• [Problem to solve] Say the number of lines containing the string "suffix", and say nothing else.

• [Input material]
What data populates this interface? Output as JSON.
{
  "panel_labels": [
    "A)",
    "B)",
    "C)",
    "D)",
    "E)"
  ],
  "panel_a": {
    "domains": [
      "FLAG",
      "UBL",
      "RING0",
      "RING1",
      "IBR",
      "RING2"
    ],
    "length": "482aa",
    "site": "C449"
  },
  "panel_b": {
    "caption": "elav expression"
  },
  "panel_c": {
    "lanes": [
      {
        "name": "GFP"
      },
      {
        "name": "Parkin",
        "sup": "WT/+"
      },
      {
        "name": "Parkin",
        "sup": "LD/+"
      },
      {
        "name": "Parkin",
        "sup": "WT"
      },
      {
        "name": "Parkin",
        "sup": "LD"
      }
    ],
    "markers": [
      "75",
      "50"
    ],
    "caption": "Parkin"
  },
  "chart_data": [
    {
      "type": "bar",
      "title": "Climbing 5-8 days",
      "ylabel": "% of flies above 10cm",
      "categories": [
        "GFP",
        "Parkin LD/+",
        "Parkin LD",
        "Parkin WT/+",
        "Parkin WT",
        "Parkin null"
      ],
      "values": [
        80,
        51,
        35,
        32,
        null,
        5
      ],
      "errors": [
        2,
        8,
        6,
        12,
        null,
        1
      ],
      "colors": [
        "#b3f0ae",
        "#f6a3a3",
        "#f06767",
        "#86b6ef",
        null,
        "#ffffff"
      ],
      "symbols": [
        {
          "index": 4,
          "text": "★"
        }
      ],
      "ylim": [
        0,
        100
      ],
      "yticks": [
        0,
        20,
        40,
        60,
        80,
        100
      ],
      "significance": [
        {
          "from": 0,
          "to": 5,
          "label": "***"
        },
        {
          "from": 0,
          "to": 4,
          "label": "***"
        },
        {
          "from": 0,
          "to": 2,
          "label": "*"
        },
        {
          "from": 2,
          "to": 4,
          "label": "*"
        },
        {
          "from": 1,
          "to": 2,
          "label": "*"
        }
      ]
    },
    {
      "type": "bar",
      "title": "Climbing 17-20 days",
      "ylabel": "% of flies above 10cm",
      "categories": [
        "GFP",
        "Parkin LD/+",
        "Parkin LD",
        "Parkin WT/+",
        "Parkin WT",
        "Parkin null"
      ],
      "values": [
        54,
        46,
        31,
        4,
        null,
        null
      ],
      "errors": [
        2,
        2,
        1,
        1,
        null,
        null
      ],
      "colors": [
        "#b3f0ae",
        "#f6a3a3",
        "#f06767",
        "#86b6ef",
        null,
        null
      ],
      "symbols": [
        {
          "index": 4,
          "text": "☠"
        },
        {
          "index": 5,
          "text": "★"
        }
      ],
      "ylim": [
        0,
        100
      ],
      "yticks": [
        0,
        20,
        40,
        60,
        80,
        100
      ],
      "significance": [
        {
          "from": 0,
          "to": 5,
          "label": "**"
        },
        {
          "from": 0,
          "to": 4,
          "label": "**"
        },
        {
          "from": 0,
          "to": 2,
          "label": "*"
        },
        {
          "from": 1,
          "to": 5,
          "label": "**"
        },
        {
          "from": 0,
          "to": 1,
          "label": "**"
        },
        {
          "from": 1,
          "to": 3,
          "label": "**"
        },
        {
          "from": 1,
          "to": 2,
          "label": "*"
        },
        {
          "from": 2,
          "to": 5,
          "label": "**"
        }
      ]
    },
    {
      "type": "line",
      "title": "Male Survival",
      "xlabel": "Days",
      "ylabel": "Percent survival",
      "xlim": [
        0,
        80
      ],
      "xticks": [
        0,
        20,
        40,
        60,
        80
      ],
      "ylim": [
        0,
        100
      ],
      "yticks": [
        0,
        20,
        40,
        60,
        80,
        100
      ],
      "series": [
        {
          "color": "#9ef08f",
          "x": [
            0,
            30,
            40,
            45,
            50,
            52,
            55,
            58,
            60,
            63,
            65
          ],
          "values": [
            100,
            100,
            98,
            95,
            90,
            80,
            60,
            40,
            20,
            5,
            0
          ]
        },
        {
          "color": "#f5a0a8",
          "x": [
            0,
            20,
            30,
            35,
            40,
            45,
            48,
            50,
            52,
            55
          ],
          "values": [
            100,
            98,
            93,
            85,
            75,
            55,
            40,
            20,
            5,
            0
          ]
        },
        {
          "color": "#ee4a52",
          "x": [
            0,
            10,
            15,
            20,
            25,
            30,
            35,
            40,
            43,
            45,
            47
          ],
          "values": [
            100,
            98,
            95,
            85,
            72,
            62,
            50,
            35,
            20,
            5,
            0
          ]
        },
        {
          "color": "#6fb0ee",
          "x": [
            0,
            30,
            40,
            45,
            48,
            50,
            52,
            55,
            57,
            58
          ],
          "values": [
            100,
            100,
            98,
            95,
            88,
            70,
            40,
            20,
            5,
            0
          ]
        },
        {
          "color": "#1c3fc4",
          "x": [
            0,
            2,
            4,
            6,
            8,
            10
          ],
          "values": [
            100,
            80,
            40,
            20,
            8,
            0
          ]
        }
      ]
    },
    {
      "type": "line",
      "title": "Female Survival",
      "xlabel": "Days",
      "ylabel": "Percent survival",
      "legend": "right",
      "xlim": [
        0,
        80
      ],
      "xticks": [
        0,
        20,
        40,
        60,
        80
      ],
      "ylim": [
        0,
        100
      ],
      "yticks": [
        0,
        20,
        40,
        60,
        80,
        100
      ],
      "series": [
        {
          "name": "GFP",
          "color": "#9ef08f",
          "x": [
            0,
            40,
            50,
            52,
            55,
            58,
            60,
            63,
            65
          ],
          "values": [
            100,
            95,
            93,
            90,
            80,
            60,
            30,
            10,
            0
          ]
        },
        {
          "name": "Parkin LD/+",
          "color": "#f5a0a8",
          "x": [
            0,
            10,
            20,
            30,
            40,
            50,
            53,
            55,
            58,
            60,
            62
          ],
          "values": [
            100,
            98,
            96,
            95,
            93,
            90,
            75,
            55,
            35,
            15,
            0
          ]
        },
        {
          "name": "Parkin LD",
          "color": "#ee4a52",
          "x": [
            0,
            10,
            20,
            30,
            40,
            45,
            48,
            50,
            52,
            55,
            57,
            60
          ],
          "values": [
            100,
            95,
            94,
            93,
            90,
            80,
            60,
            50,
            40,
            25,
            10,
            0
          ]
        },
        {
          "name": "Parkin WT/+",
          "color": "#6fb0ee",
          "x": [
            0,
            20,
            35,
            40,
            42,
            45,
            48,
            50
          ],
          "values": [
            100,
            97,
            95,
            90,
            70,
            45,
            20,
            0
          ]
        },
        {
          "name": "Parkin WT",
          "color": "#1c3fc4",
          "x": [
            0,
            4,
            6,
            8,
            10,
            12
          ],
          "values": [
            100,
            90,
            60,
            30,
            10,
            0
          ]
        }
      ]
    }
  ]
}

---

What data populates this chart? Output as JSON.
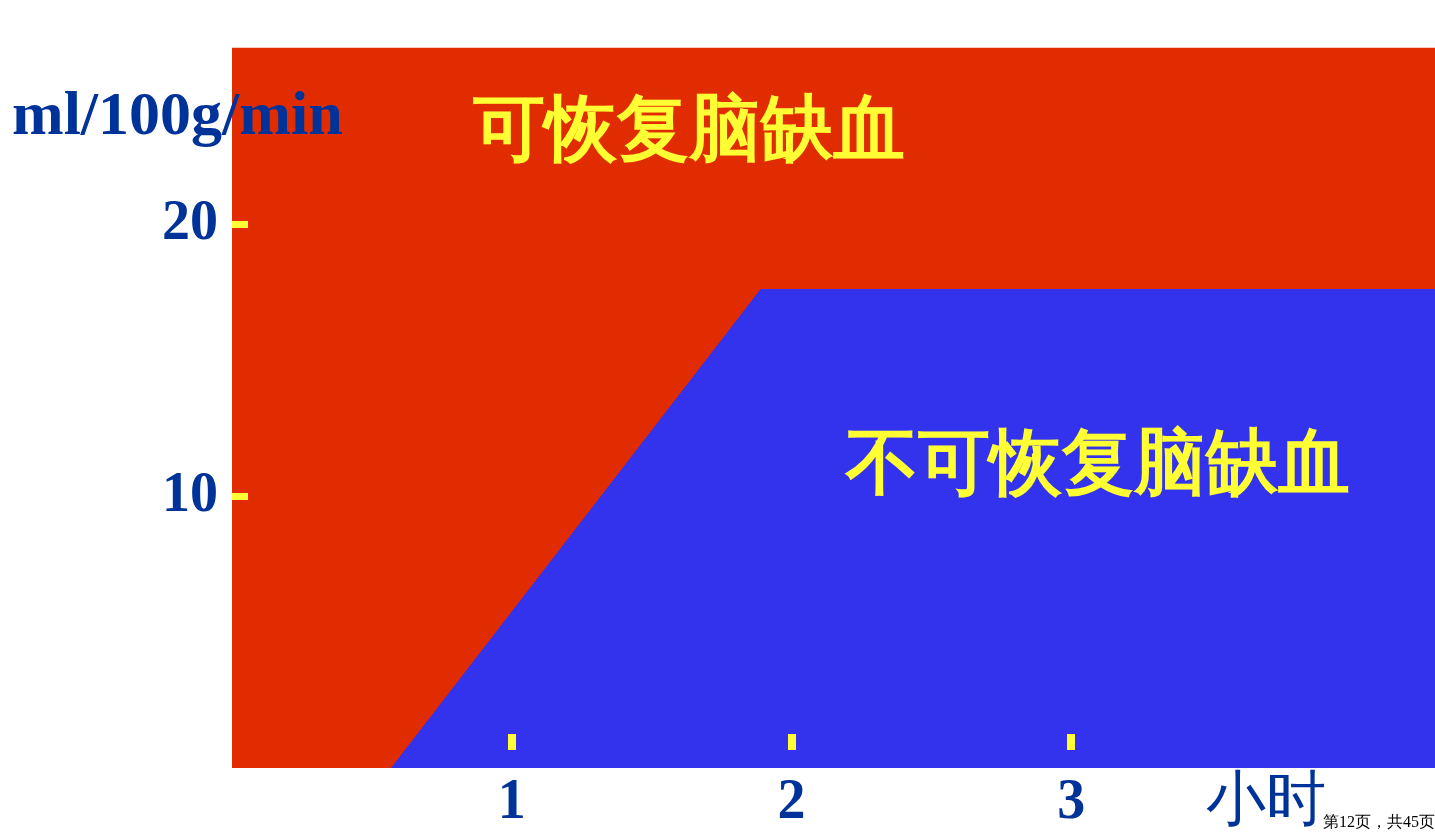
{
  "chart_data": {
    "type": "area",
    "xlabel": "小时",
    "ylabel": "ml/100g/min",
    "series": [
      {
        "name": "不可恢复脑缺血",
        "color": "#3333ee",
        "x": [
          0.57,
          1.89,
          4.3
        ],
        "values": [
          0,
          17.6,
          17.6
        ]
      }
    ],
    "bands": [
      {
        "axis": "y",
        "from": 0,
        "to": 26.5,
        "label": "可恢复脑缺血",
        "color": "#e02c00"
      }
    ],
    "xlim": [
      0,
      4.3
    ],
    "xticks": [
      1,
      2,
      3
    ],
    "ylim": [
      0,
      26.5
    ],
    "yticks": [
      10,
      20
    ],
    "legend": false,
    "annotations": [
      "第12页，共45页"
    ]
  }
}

--

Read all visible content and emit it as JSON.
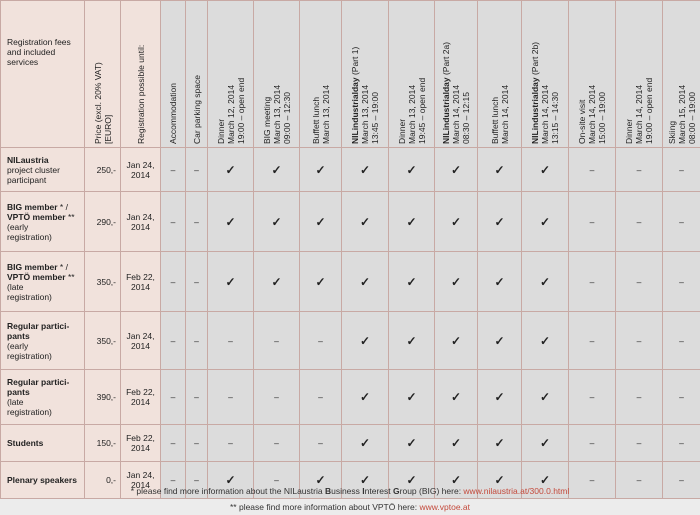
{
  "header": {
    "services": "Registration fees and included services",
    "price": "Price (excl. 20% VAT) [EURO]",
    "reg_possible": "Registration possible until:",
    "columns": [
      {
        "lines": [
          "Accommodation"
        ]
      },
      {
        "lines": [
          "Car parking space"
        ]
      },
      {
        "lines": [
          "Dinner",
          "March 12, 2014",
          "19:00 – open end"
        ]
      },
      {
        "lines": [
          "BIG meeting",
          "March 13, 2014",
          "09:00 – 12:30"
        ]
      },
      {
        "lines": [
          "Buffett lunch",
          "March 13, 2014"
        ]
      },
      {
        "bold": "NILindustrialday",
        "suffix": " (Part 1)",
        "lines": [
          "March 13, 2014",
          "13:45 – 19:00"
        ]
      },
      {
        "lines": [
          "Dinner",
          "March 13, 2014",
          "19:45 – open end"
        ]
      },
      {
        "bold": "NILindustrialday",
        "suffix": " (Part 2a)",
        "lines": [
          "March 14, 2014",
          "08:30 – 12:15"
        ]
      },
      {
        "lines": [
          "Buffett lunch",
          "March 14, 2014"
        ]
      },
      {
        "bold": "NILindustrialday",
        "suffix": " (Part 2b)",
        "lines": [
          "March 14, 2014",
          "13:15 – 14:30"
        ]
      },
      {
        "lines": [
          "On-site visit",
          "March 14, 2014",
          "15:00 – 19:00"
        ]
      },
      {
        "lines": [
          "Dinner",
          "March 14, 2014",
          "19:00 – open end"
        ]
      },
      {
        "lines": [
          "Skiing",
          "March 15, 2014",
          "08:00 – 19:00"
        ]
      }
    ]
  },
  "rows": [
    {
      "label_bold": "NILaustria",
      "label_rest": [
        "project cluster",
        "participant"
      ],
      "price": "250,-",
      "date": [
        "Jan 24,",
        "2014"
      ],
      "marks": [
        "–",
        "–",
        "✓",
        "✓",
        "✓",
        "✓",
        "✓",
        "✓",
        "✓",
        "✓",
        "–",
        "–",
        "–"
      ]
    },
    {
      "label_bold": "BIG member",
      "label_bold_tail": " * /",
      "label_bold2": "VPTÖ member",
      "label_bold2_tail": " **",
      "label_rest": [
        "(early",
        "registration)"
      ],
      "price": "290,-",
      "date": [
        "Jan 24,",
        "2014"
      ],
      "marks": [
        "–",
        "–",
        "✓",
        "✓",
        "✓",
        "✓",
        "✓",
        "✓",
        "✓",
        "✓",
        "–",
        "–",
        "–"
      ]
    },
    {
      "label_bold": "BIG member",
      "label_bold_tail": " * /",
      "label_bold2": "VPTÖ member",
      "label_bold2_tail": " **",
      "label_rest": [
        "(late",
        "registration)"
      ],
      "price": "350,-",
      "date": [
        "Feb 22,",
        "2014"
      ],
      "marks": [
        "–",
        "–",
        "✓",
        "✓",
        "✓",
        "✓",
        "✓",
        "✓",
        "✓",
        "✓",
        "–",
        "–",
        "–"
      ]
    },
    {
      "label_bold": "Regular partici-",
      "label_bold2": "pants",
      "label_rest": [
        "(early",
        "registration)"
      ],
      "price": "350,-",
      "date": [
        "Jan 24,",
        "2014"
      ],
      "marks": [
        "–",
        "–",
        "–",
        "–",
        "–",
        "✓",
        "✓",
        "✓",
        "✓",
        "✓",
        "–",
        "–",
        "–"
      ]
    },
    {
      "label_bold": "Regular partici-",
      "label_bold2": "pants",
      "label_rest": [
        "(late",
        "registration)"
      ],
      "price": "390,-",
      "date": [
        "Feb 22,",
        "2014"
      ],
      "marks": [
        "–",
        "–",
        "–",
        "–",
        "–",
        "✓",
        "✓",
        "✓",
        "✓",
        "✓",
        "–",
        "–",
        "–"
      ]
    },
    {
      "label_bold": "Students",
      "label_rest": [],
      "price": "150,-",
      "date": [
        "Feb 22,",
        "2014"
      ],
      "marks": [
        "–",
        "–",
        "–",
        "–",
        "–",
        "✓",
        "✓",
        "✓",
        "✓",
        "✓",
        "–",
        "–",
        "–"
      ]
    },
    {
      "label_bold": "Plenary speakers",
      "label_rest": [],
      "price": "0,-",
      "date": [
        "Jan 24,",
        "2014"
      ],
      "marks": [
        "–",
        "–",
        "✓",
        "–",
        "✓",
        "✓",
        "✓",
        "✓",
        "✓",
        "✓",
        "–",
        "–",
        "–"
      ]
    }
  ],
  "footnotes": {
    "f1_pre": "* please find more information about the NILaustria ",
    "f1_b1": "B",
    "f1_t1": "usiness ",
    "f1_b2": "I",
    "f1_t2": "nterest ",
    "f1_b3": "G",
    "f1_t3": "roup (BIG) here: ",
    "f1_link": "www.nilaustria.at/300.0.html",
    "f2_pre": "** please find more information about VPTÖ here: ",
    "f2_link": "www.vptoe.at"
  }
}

• [Solution for this task] 3